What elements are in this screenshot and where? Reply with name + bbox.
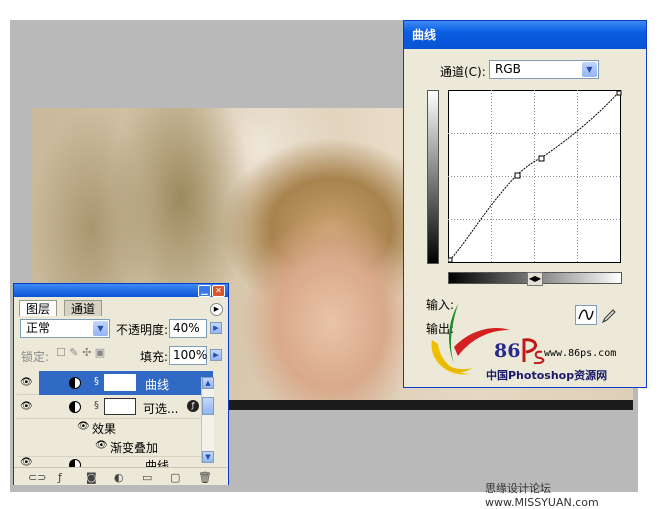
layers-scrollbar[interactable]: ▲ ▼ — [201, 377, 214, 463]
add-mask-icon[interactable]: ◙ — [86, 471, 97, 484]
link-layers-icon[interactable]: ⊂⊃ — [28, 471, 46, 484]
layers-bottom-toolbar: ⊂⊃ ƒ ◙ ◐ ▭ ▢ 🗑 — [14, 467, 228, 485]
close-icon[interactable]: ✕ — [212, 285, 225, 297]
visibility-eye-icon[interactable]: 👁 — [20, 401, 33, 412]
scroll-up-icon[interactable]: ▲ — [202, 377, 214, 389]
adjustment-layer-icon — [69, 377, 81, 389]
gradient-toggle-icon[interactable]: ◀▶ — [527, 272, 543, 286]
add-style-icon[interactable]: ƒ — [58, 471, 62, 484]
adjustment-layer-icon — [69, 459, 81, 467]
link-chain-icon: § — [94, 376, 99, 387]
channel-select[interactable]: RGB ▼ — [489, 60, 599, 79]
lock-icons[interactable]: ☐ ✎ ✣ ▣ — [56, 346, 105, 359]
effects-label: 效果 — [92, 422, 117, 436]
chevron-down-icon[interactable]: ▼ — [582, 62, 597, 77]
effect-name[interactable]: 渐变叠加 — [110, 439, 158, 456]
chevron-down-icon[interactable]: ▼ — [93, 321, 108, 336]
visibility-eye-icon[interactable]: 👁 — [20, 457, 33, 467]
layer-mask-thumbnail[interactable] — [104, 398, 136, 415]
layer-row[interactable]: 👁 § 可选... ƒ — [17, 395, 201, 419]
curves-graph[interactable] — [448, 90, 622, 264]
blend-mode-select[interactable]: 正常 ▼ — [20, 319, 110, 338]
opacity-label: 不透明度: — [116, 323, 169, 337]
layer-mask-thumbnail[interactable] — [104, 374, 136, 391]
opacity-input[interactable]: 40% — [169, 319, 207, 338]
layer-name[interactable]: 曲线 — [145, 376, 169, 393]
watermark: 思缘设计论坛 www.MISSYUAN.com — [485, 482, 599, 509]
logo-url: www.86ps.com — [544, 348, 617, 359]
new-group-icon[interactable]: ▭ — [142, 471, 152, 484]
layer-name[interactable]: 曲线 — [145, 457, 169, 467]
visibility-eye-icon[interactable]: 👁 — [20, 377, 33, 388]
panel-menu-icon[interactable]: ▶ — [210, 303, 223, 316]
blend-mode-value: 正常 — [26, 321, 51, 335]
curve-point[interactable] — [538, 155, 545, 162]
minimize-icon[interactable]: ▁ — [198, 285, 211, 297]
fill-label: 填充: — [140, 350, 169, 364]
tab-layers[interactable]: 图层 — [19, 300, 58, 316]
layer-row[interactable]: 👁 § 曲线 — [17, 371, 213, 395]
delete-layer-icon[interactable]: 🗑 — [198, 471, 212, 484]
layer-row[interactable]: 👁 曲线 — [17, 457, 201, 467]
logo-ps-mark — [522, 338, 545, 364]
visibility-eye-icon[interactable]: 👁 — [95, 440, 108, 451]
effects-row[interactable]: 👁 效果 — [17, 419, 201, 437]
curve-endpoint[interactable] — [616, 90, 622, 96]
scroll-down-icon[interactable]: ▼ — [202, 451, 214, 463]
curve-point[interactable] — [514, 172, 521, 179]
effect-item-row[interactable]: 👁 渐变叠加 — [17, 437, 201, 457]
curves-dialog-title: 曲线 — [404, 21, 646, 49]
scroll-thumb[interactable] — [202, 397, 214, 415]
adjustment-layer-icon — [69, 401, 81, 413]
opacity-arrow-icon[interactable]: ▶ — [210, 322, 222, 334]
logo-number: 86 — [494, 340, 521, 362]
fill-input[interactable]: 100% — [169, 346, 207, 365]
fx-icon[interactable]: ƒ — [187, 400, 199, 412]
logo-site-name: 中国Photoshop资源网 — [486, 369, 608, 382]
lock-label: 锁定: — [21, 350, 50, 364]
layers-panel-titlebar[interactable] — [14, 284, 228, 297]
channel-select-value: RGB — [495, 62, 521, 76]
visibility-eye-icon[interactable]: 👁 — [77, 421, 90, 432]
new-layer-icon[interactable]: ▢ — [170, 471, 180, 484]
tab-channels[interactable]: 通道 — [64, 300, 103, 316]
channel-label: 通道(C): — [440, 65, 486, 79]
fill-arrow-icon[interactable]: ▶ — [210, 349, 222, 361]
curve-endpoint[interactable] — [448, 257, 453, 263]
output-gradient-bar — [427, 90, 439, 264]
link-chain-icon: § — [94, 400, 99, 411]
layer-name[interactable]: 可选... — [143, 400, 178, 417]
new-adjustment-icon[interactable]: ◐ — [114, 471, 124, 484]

§ **What is needed**: Reproduce word for word the lines of the material above, from the line with "layers-scrollbar[interactable]: ▲ ▼" to the line with "link-chain-icon: § — [94, 376, 99, 387]", including both of those lines.

§ **Task output**:
layers-scrollbar[interactable]: ▲ ▼ — [201, 377, 214, 463]
add-mask-icon[interactable]: ◙ — [86, 471, 97, 484]
link-layers-icon[interactable]: ⊂⊃ — [28, 471, 46, 484]
layers-bottom-toolbar: ⊂⊃ ƒ ◙ ◐ ▭ ▢ 🗑 — [14, 467, 228, 485]
close-icon[interactable]: ✕ — [212, 285, 225, 297]
visibility-eye-icon[interactable]: 👁 — [20, 401, 33, 412]
scroll-up-icon[interactable]: ▲ — [202, 377, 214, 389]
adjustment-layer-icon — [69, 377, 81, 389]
gradient-toggle-icon[interactable]: ◀▶ — [527, 272, 543, 286]
add-style-icon[interactable]: ƒ — [58, 471, 62, 484]
adjustment-layer-icon — [69, 459, 81, 467]
link-chain-icon: § — [94, 376, 99, 387]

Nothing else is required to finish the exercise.